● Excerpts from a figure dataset
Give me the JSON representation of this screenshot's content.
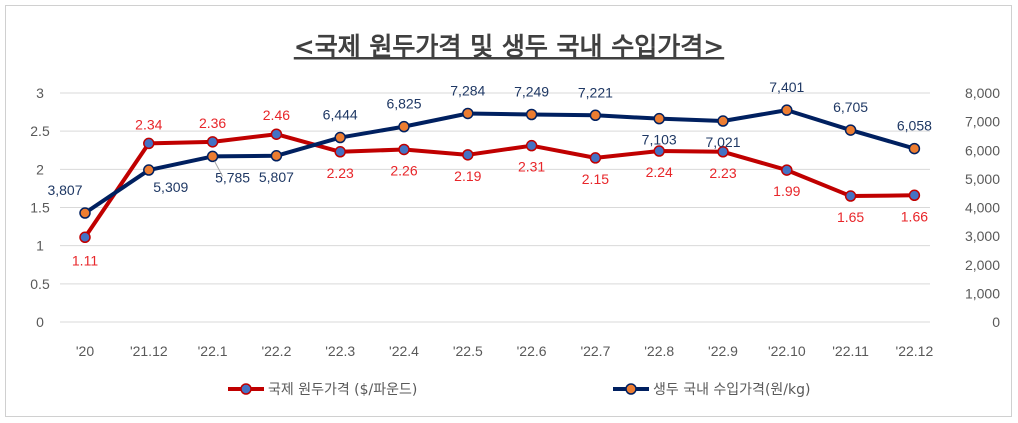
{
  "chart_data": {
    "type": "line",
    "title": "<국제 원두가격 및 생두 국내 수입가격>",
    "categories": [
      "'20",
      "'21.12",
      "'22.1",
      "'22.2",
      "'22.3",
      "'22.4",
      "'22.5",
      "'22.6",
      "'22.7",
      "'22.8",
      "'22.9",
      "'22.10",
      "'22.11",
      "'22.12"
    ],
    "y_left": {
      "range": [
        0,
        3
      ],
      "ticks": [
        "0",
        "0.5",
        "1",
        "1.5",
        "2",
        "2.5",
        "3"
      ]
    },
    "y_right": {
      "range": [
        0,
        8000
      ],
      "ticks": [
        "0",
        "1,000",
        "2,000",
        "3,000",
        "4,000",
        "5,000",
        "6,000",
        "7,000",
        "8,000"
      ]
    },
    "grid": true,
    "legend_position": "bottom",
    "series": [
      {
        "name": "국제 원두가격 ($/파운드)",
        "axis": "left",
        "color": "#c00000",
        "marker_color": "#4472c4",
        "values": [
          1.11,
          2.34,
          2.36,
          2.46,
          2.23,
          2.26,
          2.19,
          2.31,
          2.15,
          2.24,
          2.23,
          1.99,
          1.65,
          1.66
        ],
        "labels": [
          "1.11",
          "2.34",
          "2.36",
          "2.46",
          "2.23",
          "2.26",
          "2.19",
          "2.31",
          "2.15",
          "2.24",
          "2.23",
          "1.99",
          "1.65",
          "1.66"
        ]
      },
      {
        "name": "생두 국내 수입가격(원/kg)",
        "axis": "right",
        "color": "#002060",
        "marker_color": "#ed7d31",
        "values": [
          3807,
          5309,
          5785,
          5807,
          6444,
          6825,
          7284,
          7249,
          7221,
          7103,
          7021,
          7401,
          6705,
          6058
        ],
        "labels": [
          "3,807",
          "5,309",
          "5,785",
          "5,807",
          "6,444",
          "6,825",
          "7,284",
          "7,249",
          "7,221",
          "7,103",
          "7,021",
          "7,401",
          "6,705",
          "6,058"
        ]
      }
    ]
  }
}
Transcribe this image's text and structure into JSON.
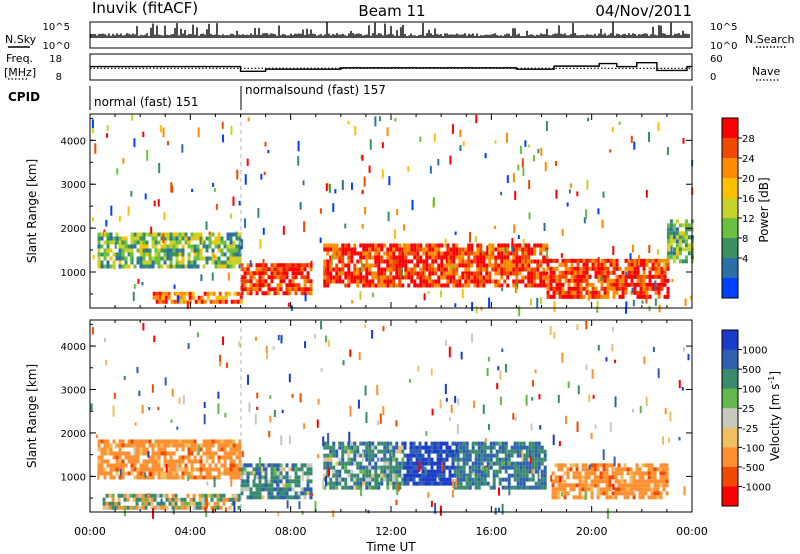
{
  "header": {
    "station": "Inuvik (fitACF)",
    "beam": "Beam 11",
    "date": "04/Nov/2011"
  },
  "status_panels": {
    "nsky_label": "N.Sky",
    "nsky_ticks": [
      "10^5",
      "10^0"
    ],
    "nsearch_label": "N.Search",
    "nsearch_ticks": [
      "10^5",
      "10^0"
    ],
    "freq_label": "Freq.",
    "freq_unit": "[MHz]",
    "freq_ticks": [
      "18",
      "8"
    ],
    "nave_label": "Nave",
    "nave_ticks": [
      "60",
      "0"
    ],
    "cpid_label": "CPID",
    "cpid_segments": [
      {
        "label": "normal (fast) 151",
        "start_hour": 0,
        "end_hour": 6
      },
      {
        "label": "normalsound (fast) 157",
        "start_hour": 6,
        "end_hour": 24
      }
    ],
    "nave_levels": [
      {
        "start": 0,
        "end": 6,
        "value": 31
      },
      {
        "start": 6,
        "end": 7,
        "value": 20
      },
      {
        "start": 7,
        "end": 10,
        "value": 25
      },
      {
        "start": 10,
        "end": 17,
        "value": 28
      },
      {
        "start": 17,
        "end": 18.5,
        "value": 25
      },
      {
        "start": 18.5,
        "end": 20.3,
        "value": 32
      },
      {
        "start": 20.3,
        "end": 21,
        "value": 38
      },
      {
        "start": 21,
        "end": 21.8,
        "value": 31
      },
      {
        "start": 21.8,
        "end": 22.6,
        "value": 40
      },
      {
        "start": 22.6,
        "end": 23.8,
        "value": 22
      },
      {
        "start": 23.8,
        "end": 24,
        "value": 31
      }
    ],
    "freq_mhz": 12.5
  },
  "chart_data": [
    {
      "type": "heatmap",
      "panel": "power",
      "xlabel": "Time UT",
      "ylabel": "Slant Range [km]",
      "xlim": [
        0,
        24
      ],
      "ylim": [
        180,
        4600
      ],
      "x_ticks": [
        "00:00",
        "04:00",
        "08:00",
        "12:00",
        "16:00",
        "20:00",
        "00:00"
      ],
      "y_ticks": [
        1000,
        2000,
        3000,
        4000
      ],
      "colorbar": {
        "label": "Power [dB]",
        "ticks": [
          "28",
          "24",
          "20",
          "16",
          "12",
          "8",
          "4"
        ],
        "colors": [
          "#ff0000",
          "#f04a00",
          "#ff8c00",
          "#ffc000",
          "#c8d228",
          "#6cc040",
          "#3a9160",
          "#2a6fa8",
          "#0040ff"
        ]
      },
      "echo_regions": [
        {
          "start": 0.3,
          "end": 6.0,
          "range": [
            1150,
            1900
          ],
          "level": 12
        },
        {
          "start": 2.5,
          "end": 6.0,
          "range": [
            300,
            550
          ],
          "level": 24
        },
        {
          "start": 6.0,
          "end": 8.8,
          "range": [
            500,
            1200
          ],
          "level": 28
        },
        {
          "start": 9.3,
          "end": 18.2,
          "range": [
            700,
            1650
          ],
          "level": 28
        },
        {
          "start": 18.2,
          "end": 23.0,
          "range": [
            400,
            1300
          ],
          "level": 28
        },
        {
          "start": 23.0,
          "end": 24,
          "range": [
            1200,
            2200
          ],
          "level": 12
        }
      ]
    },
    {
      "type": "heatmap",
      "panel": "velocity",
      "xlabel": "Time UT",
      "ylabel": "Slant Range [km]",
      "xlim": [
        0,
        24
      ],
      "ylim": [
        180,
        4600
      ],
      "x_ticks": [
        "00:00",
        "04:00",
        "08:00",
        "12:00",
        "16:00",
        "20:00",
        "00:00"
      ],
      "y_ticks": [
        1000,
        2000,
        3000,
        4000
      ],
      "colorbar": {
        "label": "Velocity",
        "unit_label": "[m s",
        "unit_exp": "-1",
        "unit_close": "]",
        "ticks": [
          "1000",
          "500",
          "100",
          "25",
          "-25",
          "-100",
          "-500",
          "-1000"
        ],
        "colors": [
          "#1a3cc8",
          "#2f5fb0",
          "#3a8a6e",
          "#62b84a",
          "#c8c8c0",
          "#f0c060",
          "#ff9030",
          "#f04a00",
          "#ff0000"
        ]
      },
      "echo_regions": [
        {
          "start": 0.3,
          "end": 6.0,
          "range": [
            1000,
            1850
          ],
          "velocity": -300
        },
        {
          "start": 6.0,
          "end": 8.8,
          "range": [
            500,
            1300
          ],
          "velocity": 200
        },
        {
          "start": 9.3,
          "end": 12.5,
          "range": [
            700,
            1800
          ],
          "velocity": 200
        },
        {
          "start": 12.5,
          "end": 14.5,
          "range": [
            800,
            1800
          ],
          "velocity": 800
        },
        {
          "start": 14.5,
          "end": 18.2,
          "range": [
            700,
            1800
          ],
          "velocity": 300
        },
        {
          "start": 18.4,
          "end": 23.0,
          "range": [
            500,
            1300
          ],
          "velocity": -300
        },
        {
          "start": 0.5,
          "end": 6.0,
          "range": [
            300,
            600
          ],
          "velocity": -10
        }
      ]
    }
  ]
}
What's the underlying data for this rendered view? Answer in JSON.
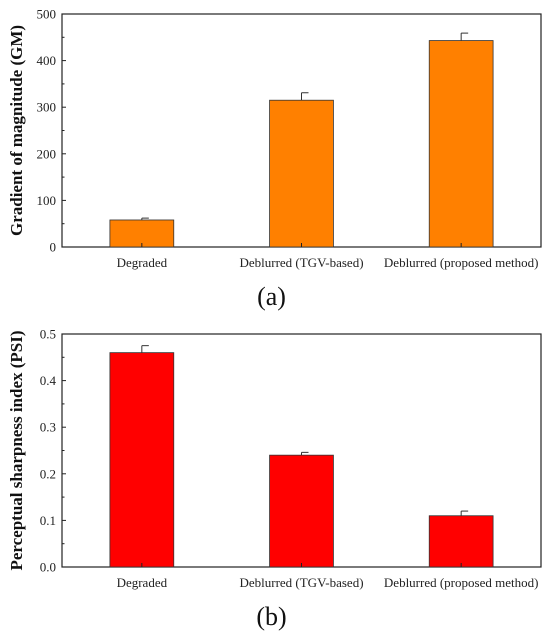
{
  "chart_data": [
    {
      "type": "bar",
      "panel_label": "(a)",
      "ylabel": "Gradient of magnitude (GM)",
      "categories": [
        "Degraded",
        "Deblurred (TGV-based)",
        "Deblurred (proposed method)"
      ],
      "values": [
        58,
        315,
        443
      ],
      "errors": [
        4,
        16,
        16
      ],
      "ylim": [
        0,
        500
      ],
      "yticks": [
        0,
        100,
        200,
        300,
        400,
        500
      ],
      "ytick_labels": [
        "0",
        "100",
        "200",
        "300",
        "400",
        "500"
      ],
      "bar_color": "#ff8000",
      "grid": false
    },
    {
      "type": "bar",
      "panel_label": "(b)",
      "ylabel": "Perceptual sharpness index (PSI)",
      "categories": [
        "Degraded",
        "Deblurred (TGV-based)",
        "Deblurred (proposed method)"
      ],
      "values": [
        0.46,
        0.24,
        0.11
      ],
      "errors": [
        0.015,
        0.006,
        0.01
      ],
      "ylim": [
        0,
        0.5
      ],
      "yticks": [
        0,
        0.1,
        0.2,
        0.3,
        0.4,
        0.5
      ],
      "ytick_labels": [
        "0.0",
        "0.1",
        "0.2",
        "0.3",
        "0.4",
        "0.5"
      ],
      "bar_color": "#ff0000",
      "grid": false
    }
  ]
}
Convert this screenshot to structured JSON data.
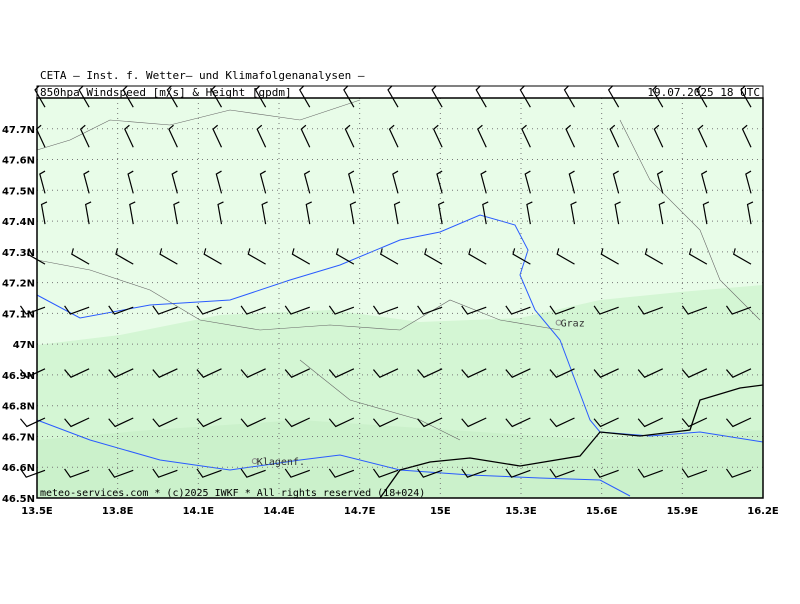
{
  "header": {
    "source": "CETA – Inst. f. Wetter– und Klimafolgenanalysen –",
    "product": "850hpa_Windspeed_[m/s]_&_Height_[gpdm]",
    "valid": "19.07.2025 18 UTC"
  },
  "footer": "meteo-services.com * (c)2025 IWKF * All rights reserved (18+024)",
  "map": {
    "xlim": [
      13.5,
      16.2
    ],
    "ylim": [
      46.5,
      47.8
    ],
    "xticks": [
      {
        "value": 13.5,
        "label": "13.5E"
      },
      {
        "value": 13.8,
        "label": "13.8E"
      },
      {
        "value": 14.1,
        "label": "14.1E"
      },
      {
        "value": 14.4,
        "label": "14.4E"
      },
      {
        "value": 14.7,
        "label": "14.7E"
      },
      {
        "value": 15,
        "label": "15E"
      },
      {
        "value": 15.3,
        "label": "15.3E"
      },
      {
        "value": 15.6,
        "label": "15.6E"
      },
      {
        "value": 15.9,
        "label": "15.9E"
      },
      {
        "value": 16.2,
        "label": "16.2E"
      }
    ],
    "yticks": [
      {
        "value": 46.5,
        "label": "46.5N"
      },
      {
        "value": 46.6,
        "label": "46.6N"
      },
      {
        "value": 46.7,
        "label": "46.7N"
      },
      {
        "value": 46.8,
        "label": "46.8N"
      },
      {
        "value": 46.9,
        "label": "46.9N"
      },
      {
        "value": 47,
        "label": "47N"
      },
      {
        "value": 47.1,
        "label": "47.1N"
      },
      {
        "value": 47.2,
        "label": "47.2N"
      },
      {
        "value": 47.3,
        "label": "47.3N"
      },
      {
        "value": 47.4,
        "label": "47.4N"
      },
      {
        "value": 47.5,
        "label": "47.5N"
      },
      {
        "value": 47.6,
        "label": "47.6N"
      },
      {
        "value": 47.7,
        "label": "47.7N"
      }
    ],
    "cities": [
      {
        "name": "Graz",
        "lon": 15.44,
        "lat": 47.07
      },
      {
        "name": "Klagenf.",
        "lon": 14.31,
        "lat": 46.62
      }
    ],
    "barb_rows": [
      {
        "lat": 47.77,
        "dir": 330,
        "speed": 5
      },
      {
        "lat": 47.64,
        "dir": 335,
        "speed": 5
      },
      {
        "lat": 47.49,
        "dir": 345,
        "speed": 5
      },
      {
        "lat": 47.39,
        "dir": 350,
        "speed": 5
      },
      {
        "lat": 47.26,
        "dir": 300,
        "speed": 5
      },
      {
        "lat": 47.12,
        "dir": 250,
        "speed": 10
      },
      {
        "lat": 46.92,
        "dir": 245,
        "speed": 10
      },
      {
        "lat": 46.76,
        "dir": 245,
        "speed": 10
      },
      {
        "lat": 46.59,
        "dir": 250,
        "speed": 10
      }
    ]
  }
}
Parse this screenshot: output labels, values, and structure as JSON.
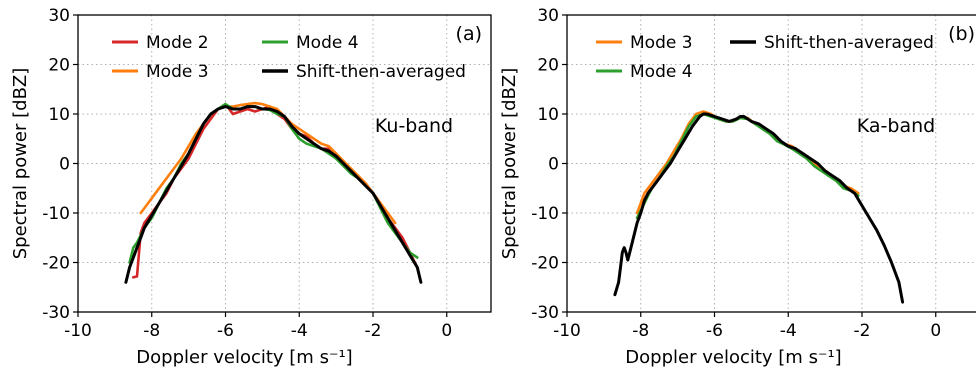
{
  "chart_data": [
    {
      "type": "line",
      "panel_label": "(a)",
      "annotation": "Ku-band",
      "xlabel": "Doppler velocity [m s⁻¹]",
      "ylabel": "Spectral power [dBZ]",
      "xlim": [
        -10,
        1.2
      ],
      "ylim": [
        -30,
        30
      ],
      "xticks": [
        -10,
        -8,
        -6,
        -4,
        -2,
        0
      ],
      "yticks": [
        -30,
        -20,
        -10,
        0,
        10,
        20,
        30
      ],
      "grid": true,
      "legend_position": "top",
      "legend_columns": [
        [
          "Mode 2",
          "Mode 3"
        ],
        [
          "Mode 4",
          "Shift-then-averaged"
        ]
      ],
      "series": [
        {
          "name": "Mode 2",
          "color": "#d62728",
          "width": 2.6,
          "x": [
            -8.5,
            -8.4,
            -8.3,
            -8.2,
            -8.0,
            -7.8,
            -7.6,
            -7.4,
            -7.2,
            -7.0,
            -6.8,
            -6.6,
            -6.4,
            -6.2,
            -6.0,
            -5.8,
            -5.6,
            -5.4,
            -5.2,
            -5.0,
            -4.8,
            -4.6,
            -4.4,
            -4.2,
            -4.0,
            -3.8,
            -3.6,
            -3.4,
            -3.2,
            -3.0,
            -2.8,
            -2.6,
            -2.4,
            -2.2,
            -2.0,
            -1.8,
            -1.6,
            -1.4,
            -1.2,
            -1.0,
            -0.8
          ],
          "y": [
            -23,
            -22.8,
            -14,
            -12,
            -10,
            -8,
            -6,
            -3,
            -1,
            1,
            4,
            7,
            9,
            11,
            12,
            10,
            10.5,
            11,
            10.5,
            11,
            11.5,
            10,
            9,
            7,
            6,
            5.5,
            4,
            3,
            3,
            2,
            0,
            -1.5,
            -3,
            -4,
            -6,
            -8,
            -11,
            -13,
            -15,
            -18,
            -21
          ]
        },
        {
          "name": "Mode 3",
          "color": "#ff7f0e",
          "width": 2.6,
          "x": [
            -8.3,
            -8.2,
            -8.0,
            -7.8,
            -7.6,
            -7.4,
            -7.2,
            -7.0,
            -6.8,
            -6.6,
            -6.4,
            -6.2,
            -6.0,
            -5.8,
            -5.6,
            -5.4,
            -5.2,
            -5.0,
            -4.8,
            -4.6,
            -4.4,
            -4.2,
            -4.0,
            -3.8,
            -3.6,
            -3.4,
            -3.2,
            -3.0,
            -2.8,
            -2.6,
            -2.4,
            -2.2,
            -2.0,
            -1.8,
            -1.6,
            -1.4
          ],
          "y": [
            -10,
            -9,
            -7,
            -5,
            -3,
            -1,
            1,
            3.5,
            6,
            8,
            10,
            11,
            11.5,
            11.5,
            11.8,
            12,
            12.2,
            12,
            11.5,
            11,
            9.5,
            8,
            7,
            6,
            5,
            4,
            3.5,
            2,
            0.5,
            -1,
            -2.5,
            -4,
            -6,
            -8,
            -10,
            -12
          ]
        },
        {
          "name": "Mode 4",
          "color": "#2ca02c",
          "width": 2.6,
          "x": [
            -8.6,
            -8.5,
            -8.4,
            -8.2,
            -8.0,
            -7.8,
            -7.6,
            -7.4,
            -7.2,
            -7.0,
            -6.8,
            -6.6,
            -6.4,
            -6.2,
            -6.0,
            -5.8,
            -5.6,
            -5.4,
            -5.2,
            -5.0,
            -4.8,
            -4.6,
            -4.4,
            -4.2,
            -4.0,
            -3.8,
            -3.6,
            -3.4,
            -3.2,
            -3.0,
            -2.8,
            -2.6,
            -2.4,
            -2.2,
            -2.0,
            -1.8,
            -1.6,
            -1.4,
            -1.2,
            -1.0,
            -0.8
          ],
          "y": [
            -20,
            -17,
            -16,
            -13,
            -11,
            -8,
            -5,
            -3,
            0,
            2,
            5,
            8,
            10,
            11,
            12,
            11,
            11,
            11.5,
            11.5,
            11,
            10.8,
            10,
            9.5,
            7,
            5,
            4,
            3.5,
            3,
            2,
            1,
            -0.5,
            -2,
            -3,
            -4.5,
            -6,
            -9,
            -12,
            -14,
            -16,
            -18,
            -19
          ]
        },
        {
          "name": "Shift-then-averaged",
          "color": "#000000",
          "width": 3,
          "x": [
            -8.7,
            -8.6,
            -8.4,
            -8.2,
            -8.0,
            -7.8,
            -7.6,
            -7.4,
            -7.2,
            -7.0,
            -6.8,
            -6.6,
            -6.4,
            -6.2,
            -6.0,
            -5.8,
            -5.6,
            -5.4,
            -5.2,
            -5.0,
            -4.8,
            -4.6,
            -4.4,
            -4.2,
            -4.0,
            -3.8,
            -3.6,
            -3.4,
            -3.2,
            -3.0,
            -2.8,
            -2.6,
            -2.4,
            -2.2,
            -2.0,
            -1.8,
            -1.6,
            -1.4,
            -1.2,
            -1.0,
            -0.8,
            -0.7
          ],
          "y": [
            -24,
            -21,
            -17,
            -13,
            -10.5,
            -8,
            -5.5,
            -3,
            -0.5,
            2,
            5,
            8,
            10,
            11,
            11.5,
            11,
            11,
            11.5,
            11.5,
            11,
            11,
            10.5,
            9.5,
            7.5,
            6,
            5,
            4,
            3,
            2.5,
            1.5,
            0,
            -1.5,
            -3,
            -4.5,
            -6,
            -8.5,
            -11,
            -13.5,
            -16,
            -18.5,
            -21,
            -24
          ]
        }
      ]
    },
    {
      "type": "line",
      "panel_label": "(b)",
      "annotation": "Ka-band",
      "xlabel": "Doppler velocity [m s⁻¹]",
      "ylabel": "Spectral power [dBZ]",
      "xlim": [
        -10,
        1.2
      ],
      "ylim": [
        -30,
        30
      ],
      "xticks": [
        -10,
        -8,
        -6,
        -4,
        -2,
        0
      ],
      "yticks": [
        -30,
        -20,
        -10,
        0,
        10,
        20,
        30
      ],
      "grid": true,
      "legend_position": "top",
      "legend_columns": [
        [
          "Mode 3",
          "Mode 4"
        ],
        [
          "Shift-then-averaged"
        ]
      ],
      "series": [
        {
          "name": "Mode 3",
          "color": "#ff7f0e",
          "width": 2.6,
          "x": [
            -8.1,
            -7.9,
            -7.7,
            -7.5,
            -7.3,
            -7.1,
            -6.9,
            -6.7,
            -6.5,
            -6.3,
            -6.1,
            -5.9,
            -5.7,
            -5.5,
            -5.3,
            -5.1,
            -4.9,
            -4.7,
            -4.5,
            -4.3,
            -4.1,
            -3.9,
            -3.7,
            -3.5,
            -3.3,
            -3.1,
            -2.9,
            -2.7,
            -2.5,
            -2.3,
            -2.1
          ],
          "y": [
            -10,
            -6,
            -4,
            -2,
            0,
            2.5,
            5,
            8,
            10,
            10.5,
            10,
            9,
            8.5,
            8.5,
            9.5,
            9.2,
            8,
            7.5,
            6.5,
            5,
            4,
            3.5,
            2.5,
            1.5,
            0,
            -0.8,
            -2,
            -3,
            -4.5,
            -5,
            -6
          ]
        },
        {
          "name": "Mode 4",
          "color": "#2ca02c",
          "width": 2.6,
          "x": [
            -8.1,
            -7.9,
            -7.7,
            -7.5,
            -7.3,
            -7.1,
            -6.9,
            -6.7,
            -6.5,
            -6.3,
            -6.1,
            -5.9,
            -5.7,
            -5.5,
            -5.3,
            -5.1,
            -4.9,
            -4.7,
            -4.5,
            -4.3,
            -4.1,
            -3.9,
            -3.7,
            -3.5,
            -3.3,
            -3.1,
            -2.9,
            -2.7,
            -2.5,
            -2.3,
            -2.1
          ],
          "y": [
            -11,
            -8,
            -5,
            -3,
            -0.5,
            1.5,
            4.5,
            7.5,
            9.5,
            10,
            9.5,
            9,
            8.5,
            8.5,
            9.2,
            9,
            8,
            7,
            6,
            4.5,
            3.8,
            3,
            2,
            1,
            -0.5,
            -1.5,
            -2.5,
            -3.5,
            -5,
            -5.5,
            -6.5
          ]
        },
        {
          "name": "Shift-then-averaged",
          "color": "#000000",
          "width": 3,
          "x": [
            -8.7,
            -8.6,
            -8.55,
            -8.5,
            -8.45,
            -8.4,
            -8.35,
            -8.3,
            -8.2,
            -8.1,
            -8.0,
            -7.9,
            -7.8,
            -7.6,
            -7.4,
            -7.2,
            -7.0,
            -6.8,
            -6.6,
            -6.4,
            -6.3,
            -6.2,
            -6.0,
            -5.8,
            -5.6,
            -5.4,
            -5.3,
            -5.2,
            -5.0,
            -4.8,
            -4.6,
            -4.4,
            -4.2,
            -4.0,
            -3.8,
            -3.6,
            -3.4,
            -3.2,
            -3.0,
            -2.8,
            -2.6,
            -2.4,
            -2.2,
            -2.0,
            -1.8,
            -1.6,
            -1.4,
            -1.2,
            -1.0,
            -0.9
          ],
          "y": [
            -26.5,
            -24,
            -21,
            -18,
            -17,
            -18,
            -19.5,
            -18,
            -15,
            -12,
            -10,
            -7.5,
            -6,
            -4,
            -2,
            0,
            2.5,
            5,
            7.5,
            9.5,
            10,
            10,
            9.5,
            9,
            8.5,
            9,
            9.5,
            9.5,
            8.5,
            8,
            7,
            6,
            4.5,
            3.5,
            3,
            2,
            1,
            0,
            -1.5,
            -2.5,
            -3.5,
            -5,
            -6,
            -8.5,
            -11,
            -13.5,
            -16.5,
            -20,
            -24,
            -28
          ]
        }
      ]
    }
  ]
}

● Exercise instructions
Find each line that has the word "fast", then copy it out.

● Answer to this task
        "label": "normal (fast) 151",
        "label": "normalsound (fast) 157",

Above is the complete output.